# What you have to do
Transcribe all of the data exactly. Omit the pictures.

--------------------

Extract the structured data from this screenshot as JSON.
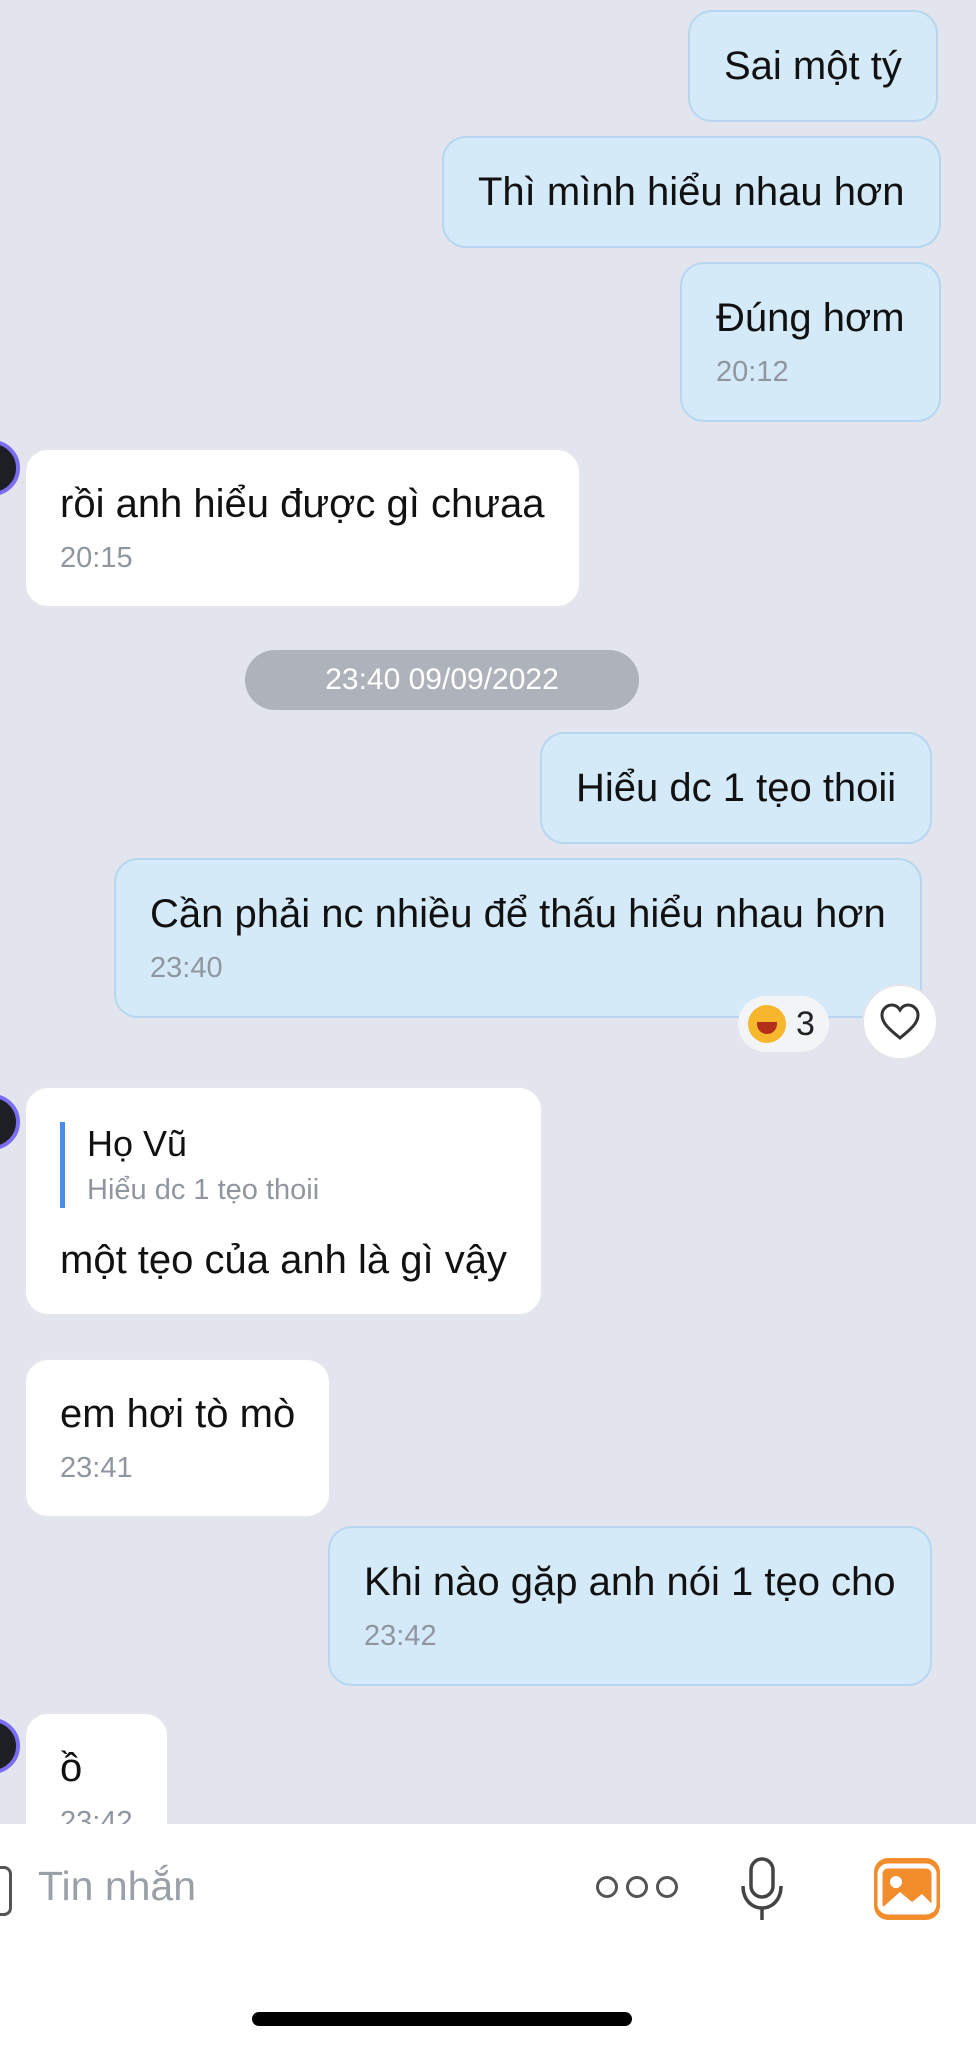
{
  "messages": [
    {
      "id": "m1",
      "dir": "sent",
      "text": "Sai một tý"
    },
    {
      "id": "m2",
      "dir": "sent",
      "text": "Thì mình hiểu nhau hơn"
    },
    {
      "id": "m3",
      "dir": "sent",
      "text": "Đúng hơm",
      "time": "20:12"
    },
    {
      "id": "m4",
      "dir": "recv",
      "text": "rồi anh hiểu được gì chưaa",
      "time": "20:15"
    },
    {
      "id": "m5",
      "dir": "sent",
      "text": "Hiểu dc 1 tẹo thoii"
    },
    {
      "id": "m6",
      "dir": "sent",
      "text": "Cần phải nc nhiều để thấu hiểu nhau hơn",
      "time": "23:40"
    },
    {
      "id": "m7",
      "dir": "recv",
      "quote_name": "Họ Vũ",
      "quote_text": "Hiểu dc 1 tẹo thoii",
      "text": "một tẹo của anh là gì vậy"
    },
    {
      "id": "m8",
      "dir": "recv",
      "text": "em hơi tò mò",
      "time": "23:41"
    },
    {
      "id": "m9",
      "dir": "sent",
      "text": "Khi nào gặp anh nói 1 tẹo cho",
      "time": "23:42"
    },
    {
      "id": "m10",
      "dir": "recv",
      "text": "ồ",
      "time": "23:42"
    }
  ],
  "date_divider": "23:40 09/09/2022",
  "reaction": {
    "emoji_icon": "laughing-face-icon",
    "count": "3"
  },
  "composer": {
    "placeholder": "Tin nhắn"
  },
  "colors": {
    "sent_bubble": "#d5eaf9",
    "recv_bubble": "#ffffff",
    "background": "#e2e5ee",
    "accent": "#f28d2c",
    "quote_bar": "#4a8de6"
  }
}
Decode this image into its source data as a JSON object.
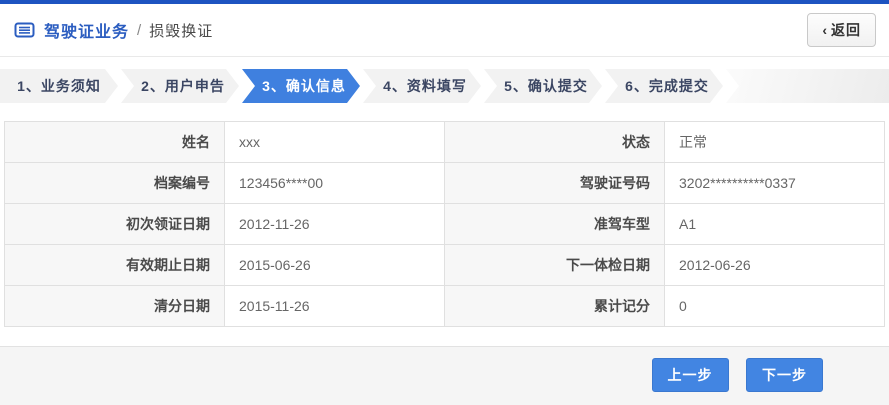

--------------------

# Written answer
Extract the structured data from this screenshot as JSON.
{
  "messages": [
    {
      "id": "m1",
      "dir": "sent",
      "text": "Sai một tý"
    },
    {
      "id": "m2",
      "dir": "sent",
      "text": "Thì mình hiểu nhau hơn"
    },
    {
      "id": "m3",
      "dir": "sent",
      "text": "Đúng hơm",
      "time": "20:12"
    },
    {
      "id": "m4",
      "dir": "recv",
      "text": "rồi anh hiểu được gì chưaa",
      "time": "20:15"
    },
    {
      "id": "m5",
      "dir": "sent",
      "text": "Hiểu dc 1 tẹo thoii"
    },
    {
      "id": "m6",
      "dir": "sent",
      "text": "Cần phải nc nhiều để thấu hiểu nhau hơn",
      "time": "23:40"
    },
    {
      "id": "m7",
      "dir": "recv",
      "quote_name": "Họ Vũ",
      "quote_text": "Hiểu dc 1 tẹo thoii",
      "text": "một tẹo của anh là gì vậy"
    },
    {
      "id": "m8",
      "dir": "recv",
      "text": "em hơi tò mò",
      "time": "23:41"
    },
    {
      "id": "m9",
      "dir": "sent",
      "text": "Khi nào gặp anh nói 1 tẹo cho",
      "time": "23:42"
    },
    {
      "id": "m10",
      "dir": "recv",
      "text": "ồ",
      "time": "23:42"
    }
  ],
  "date_divider": "23:40 09/09/2022",
  "reaction": {
    "emoji_icon": "laughing-face-icon",
    "count": "3"
  },
  "composer": {
    "placeholder": "Tin nhắn"
  },
  "colors": {
    "sent_bubble": "#d5eaf9",
    "recv_bubble": "#ffffff",
    "background": "#e2e5ee",
    "accent": "#f28d2c",
    "quote_bar": "#4a8de6"
  }
}
Decode this image into its source data as a JSON object.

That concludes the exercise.